PROBLEM DETAILS. Copy every line of the data that contains the string "title".

DATA LISTING.
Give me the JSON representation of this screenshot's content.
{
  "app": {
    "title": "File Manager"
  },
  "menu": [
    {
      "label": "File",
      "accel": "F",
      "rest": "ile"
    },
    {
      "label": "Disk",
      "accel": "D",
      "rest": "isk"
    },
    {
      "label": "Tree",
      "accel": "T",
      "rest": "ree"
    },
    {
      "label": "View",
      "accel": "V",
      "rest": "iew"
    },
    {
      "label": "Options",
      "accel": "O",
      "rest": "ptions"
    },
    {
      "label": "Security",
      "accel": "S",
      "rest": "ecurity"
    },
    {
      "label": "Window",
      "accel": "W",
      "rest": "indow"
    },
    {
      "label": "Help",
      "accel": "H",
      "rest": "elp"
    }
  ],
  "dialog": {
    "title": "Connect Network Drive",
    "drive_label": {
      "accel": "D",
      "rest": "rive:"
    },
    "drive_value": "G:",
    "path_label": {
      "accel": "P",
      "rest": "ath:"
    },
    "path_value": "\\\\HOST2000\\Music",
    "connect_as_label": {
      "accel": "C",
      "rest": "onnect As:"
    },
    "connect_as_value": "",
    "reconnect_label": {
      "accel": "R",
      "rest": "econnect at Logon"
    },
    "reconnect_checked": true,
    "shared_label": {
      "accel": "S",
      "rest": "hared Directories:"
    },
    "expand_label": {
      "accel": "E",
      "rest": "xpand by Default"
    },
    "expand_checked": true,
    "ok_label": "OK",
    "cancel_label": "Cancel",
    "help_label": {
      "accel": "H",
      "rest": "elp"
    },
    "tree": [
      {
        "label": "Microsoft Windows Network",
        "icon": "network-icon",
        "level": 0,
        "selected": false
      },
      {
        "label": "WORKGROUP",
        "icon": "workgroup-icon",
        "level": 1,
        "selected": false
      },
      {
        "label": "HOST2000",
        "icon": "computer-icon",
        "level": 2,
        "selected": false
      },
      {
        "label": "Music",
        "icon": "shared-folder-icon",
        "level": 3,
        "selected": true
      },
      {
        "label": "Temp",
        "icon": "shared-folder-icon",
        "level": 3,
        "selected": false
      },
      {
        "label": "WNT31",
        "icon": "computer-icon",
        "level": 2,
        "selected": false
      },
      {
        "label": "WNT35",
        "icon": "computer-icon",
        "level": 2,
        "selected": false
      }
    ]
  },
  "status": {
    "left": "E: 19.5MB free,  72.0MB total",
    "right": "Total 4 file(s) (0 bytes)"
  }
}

IN RESPONSE.
    "title": "File Manager"
    "title": "Connect Network Drive",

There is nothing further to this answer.